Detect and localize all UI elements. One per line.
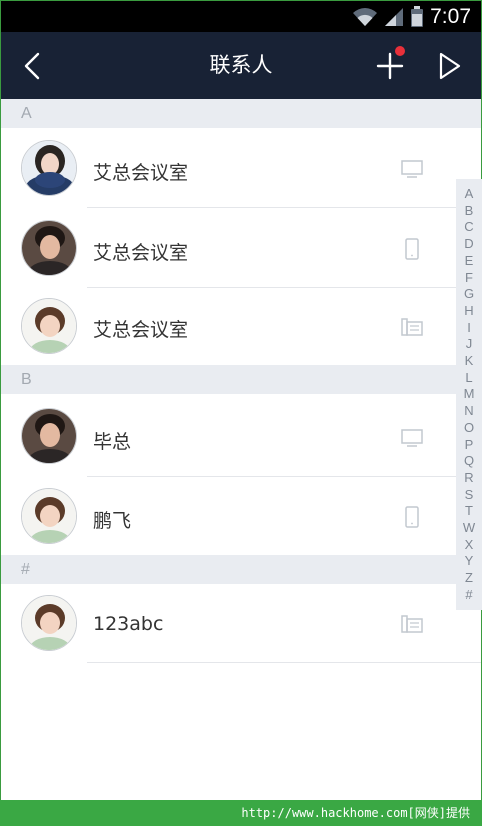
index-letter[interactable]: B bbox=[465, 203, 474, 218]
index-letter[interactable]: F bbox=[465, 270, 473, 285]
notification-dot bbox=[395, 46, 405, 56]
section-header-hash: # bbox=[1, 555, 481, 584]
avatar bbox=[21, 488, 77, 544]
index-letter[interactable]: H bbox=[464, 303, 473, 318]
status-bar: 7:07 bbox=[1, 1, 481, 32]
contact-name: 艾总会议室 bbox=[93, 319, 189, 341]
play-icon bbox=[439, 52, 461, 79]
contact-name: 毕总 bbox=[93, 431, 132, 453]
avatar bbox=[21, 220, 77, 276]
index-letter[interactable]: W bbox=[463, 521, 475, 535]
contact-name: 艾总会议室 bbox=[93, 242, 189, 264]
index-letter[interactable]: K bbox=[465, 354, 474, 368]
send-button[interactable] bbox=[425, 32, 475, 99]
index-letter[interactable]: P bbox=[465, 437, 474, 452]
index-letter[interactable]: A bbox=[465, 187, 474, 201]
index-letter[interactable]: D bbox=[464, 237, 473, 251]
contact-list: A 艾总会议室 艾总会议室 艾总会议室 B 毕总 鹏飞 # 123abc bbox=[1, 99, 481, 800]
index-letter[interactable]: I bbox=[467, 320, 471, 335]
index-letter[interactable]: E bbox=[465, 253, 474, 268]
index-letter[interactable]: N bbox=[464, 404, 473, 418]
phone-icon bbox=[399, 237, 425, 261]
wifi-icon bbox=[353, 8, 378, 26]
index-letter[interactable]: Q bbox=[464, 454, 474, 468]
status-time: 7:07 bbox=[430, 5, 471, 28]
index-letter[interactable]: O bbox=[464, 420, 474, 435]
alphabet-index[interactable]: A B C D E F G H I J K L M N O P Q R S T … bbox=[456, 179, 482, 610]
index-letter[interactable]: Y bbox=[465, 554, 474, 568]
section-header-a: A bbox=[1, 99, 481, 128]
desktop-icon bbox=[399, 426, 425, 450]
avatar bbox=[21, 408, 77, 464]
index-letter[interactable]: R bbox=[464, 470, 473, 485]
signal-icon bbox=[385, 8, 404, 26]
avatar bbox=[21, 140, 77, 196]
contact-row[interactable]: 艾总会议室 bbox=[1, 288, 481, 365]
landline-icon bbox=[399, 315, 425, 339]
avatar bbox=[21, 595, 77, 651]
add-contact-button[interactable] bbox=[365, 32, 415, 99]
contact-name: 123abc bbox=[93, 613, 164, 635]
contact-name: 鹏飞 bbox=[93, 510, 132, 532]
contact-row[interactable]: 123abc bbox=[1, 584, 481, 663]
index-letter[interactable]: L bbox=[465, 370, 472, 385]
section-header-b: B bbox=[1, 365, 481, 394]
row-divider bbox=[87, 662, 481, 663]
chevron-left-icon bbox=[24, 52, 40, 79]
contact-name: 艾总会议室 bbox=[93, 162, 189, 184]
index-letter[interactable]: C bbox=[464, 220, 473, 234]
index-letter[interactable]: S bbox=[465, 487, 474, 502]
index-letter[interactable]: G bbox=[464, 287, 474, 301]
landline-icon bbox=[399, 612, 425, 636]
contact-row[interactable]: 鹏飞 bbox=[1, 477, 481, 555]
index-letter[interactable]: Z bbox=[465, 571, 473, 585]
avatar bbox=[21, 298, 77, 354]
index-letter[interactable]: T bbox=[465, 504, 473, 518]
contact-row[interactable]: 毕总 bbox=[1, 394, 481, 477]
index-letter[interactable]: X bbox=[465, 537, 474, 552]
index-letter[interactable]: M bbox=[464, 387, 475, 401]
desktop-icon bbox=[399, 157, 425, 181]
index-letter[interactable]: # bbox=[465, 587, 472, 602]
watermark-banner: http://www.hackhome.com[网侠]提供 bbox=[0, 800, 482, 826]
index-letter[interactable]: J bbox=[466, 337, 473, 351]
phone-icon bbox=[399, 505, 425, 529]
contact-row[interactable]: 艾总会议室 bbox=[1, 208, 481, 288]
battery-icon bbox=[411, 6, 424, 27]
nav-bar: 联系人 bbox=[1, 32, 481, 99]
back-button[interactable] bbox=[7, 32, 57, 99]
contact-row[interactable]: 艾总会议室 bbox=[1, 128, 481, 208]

EXERCISE OBJECTIVE — Put the lines above, starting at the one that contains "index-letter[interactable]: B bbox=[465, 203, 474, 218]" and ending at the one that contains "index-letter[interactable]: H bbox=[464, 303, 473, 318]", into a Markdown table with the columns No. and Text, numbering the rows and skipping any blank lines.

THE OUTPUT —
| No. | Text |
|---|---|
| 1 | index-letter[interactable]: B bbox=[465, 203, 474, 218] |
| 2 | index-letter[interactable]: F bbox=[465, 270, 473, 285] |
| 3 | notification-dot bbox=[395, 46, 405, 56] |
| 4 | section-header-hash: # bbox=[1, 555, 481, 584] |
| 5 | avatar bbox=[21, 488, 77, 544] |
| 6 | index-letter[interactable]: H bbox=[464, 303, 473, 318] |